#### [Die Aufgabe]
Schreib alle Einträge unten noch einmal ab und tausche dabei überall „SPLIT FRYERS“ gegen „WHOLE FRYERS“ aus, ohne sonst etwas zu ändern. Die Bilder lässt du in der Antwort weg.

#### [Vorhandene Einträge]
◆ ◆ ◆ ◆ ◆ ◆ ◆

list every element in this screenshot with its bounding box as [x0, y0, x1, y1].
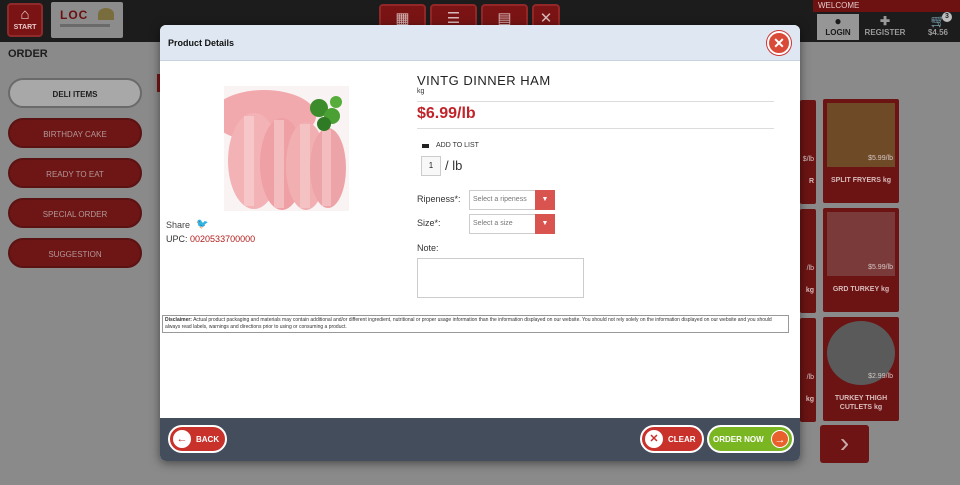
- product-image: [224, 86, 349, 211]
- divider: [417, 101, 774, 102]
- add-user-icon: ✚: [879, 14, 891, 28]
- chevron-down-icon[interactable]: ▼: [535, 190, 555, 210]
- close-button[interactable]: ✕: [767, 31, 791, 55]
- chevron-down-icon[interactable]: ▼: [535, 214, 555, 234]
- product-unit: kg: [417, 88, 425, 95]
- twitter-icon[interactable]: 🐦: [196, 219, 208, 230]
- ham-slices-image: [224, 86, 349, 211]
- login-label: LOGIN: [825, 28, 851, 37]
- product-card[interactable]: /lb kg: [800, 318, 816, 422]
- welcome-banner: WELCOME: [813, 0, 960, 12]
- note-textarea[interactable]: [417, 258, 584, 298]
- size-label: Size*:: [417, 218, 441, 228]
- ripeness-placeholder: Select a ripeness: [473, 196, 527, 203]
- cart-total: $4.56: [927, 28, 949, 37]
- register-button[interactable]: ✚ REGISTER: [862, 14, 908, 40]
- back-button[interactable]: ← BACK: [168, 425, 227, 453]
- logo-mark: [98, 8, 114, 20]
- home-icon: ⌂: [20, 6, 30, 23]
- close-icon: ✕: [773, 35, 785, 51]
- product-name: R: [808, 178, 814, 185]
- category-suggestion[interactable]: SUGGESTION: [8, 238, 142, 268]
- product-name: TURKEY THIGH CUTLETS kg: [834, 395, 888, 411]
- start-button[interactable]: ⌂ START: [7, 3, 43, 37]
- product-card[interactable]: $/lb R: [800, 100, 816, 204]
- page-title: ORDER: [8, 48, 48, 60]
- product-card[interactable]: $5.99/lb SPLIT FRYERS kg: [823, 99, 899, 203]
- product-card[interactable]: $2.99/lb TURKEY THIGH CUTLETS kg: [823, 317, 899, 421]
- list-icon: [422, 143, 429, 148]
- product-price: $/lb: [802, 156, 814, 163]
- disclaimer-title: Disclaimer:: [165, 317, 192, 323]
- size-select[interactable]: Select a size ▼: [469, 214, 555, 234]
- product-name: SPLIT FRYERS kg: [830, 177, 892, 184]
- clear-label: CLEAR: [668, 434, 696, 444]
- add-to-list-label: ADD TO LIST: [436, 142, 479, 149]
- cart-button[interactable]: 🛒 3 $4.56: [920, 12, 956, 40]
- ripeness-select[interactable]: Select a ripeness ▼: [469, 190, 555, 210]
- product-price: /lb: [806, 374, 814, 381]
- add-to-list-button[interactable]: ADD TO LIST: [422, 142, 479, 149]
- modal-footer: ← BACK ✕ CLEAR ORDER NOW →: [160, 418, 800, 461]
- product-details-modal: Product Details ✕ Share 🐦 UPC: 002053370: [160, 25, 800, 461]
- upc-row: UPC: 0020533700000: [166, 234, 255, 244]
- divider: [417, 128, 774, 129]
- order-now-button[interactable]: ORDER NOW →: [707, 425, 794, 453]
- modal-header: Product Details ✕: [160, 25, 800, 61]
- product-name: GRD TURKEY kg: [832, 286, 890, 293]
- disclaimer-text: Actual product packaging and materials m…: [165, 317, 772, 330]
- next-page-button[interactable]: ›: [820, 425, 869, 463]
- quantity-input[interactable]: 1: [421, 156, 441, 176]
- disclaimer: Disclaimer: Actual product packaging and…: [162, 315, 789, 333]
- product-card[interactable]: $5.99/lb GRD TURKEY kg: [823, 208, 899, 312]
- logo-tagline: [60, 24, 110, 27]
- upc-value: 0020533700000: [190, 234, 256, 244]
- share-row: Share 🐦: [166, 219, 208, 230]
- product-price: $6.99/lb: [417, 105, 476, 122]
- clear-icon: ✕: [645, 430, 663, 448]
- ripeness-label: Ripeness*:: [417, 194, 461, 204]
- share-label: Share: [166, 219, 191, 230]
- back-label: BACK: [196, 434, 220, 444]
- login-button[interactable]: ● LOGIN: [817, 14, 859, 40]
- product-name: kg: [805, 287, 814, 294]
- note-label: Note:: [417, 243, 439, 253]
- product-price: $5.99/lb: [868, 264, 893, 271]
- size-placeholder: Select a size: [473, 220, 513, 227]
- arrow-left-icon: ←: [173, 430, 191, 448]
- cart-count-badge: 3: [942, 12, 952, 22]
- start-label: START: [13, 24, 37, 31]
- category-ready-to-eat[interactable]: READY TO EAT: [8, 158, 142, 188]
- arrow-right-icon: →: [771, 430, 789, 448]
- product-price: $5.99/lb: [868, 155, 893, 162]
- modal-title: Product Details: [168, 38, 235, 48]
- product-card[interactable]: /lb kg: [800, 209, 816, 313]
- product-name: kg: [805, 396, 814, 403]
- chevron-right-icon: ›: [839, 427, 850, 458]
- user-icon: ●: [834, 14, 842, 28]
- quantity-unit: / lb: [445, 158, 463, 173]
- product-price: /lb: [806, 265, 814, 272]
- category-birthday-cake[interactable]: BIRTHDAY CAKE: [8, 118, 142, 148]
- category-deli-items[interactable]: DELI ITEMS: [8, 78, 142, 108]
- product-price: $2.99/lb: [868, 373, 893, 380]
- register-label: REGISTER: [864, 28, 906, 37]
- product-name: VINTG DINNER HAM: [417, 73, 551, 88]
- upc-label: UPC:: [166, 234, 188, 244]
- logo-text: LOC: [60, 8, 89, 22]
- category-special-order[interactable]: SPECIAL ORDER: [8, 198, 142, 228]
- order-now-label: ORDER NOW: [713, 434, 764, 444]
- clear-button[interactable]: ✕ CLEAR: [640, 425, 704, 453]
- store-logo[interactable]: LOC: [51, 2, 123, 38]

◆ ◆ ◆ ◆ ◆ ◆ ◆

#### [Das Ergebnis]
list every element in this screenshot with its bounding box as [x0, y0, x1, y1].
- product-image: [224, 86, 349, 211]
- divider: [417, 101, 774, 102]
- add-user-icon: ✚: [879, 14, 891, 28]
- chevron-down-icon[interactable]: ▼: [535, 190, 555, 210]
- close-button[interactable]: ✕: [767, 31, 791, 55]
- chevron-down-icon[interactable]: ▼: [535, 214, 555, 234]
- product-unit: kg: [417, 88, 425, 95]
- twitter-icon[interactable]: 🐦: [196, 219, 208, 230]
- ham-slices-image: [224, 86, 349, 211]
- login-label: LOGIN: [825, 28, 851, 37]
- product-card[interactable]: /lb kg: [800, 318, 816, 422]
- welcome-banner: WELCOME: [813, 0, 960, 12]
- note-textarea[interactable]: [417, 258, 584, 298]
- size-label: Size*:: [417, 218, 441, 228]
- ripeness-placeholder: Select a ripeness: [473, 196, 527, 203]
- cart-total: $4.56: [927, 28, 949, 37]
- register-button[interactable]: ✚ REGISTER: [862, 14, 908, 40]
- back-button[interactable]: ← BACK: [168, 425, 227, 453]
- logo-mark: [98, 8, 114, 20]
- home-icon: ⌂: [20, 6, 30, 23]
- close-icon: ✕: [773, 35, 785, 51]
- product-name: R: [808, 178, 814, 185]
- category-suggestion[interactable]: SUGGESTION: [8, 238, 142, 268]
- product-name: TURKEY THIGH CUTLETS kg: [834, 395, 888, 411]
- start-button[interactable]: ⌂ START: [7, 3, 43, 37]
- product-card[interactable]: $/lb R: [800, 100, 816, 204]
- page-title: ORDER: [8, 48, 48, 60]
- product-card[interactable]: $5.99/lb WHOLE FRYERS kg: [823, 99, 899, 203]
- product-card[interactable]: $2.99/lb TURKEY THIGH CUTLETS kg: [823, 317, 899, 421]
- list-icon: [422, 143, 429, 148]
- product-price: $/lb: [802, 156, 814, 163]
- disclaimer-title: Disclaimer:: [165, 317, 192, 323]
- size-select[interactable]: Select a size ▼: [469, 214, 555, 234]
- product-name: WHOLE FRYERS kg: [830, 177, 892, 184]
- clear-label: CLEAR: [668, 434, 696, 444]
- add-to-list-label: ADD TO LIST: [436, 142, 479, 149]
- cart-button[interactable]: 🛒 3 $4.56: [920, 12, 956, 40]
- ripeness-select[interactable]: Select a ripeness ▼: [469, 190, 555, 210]
- product-price: /lb: [806, 374, 814, 381]
- add-to-list-button[interactable]: ADD TO LIST: [422, 142, 479, 149]
- modal-footer: ← BACK ✕ CLEAR ORDER NOW →: [160, 418, 800, 461]
- product-details-modal: Product Details ✕ Share 🐦 UPC: 002053370: [160, 25, 800, 461]
- upc-row: UPC: 0020533700000: [166, 234, 255, 244]
- divider: [417, 128, 774, 129]
- order-now-button[interactable]: ORDER NOW →: [707, 425, 794, 453]
- modal-header: Product Details ✕: [160, 25, 800, 61]
- product-name: GRD TURKEY kg: [832, 286, 890, 293]
- disclaimer-text: Actual product packaging and materials m…: [165, 317, 772, 330]
- next-page-button[interactable]: ›: [820, 425, 869, 463]
- quantity-input[interactable]: 1: [421, 156, 441, 176]
- disclaimer: Disclaimer: Actual product packaging and…: [162, 315, 789, 333]
- product-card[interactable]: $5.99/lb GRD TURKEY kg: [823, 208, 899, 312]
- logo-tagline: [60, 24, 110, 27]
- upc-value: 0020533700000: [190, 234, 256, 244]
- share-row: Share 🐦: [166, 219, 208, 230]
- product-price: $6.99/lb: [417, 105, 476, 122]
- clear-icon: ✕: [645, 430, 663, 448]
- ripeness-label: Ripeness*:: [417, 194, 461, 204]
- share-label: Share: [166, 219, 191, 230]
- back-label: BACK: [196, 434, 220, 444]
- login-button[interactable]: ● LOGIN: [817, 14, 859, 40]
- product-name: kg: [805, 287, 814, 294]
- note-label: Note:: [417, 243, 439, 253]
- product-price: $5.99/lb: [868, 264, 893, 271]
- size-placeholder: Select a size: [473, 220, 513, 227]
- arrow-left-icon: ←: [173, 430, 191, 448]
- cart-count-badge: 3: [942, 12, 952, 22]
- start-label: START: [13, 24, 37, 31]
- category-ready-to-eat[interactable]: READY TO EAT: [8, 158, 142, 188]
- arrow-right-icon: →: [771, 430, 789, 448]
- product-price: $5.99/lb: [868, 155, 893, 162]
- modal-title: Product Details: [168, 38, 235, 48]
- product-card[interactable]: /lb kg: [800, 209, 816, 313]
- product-name: kg: [805, 396, 814, 403]
- chevron-right-icon: ›: [839, 427, 850, 458]
- user-icon: ●: [834, 14, 842, 28]
- quantity-unit: / lb: [445, 158, 463, 173]
- product-price: /lb: [806, 265, 814, 272]
- category-birthday-cake[interactable]: BIRTHDAY CAKE: [8, 118, 142, 148]
- category-deli-items[interactable]: DELI ITEMS: [8, 78, 142, 108]
- product-price: $2.99/lb: [868, 373, 893, 380]
- register-label: REGISTER: [864, 28, 906, 37]
- product-name: VINTG DINNER HAM: [417, 73, 551, 88]
- upc-label: UPC:: [166, 234, 188, 244]
- logo-text: LOC: [60, 8, 89, 22]
- category-special-order[interactable]: SPECIAL ORDER: [8, 198, 142, 228]
- order-now-label: ORDER NOW: [713, 434, 764, 444]
- clear-button[interactable]: ✕ CLEAR: [640, 425, 704, 453]
- store-logo[interactable]: LOC: [51, 2, 123, 38]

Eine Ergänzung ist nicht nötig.